#### [MATERIAL TO PROCESS]
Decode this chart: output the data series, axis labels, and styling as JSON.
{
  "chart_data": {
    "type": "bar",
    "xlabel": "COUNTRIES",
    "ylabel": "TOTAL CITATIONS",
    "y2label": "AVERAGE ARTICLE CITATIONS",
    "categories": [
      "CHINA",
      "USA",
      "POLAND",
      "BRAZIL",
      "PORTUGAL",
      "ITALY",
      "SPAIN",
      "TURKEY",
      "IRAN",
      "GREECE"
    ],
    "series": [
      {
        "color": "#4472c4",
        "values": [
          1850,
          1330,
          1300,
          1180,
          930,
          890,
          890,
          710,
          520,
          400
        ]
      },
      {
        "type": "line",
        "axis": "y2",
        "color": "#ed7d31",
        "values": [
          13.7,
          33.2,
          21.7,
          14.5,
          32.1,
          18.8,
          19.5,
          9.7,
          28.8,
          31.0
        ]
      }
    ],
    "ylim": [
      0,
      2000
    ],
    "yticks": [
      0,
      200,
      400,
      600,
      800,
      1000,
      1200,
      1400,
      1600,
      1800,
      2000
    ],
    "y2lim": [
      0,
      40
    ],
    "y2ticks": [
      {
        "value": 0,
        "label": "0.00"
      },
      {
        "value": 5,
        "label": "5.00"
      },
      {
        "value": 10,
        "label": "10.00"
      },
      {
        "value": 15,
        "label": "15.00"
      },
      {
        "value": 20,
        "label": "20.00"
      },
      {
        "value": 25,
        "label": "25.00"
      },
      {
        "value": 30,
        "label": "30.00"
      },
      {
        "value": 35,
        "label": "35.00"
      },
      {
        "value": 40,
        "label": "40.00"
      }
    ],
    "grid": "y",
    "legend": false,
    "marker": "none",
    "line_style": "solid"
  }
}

#### [STATED TASK]
From the entries above, copy each line holding "CITATIONS".

#### [ANSWER IN FULL]
    "ylabel": "TOTAL CITATIONS",
    "y2label": "AVERAGE ARTICLE CITATIONS",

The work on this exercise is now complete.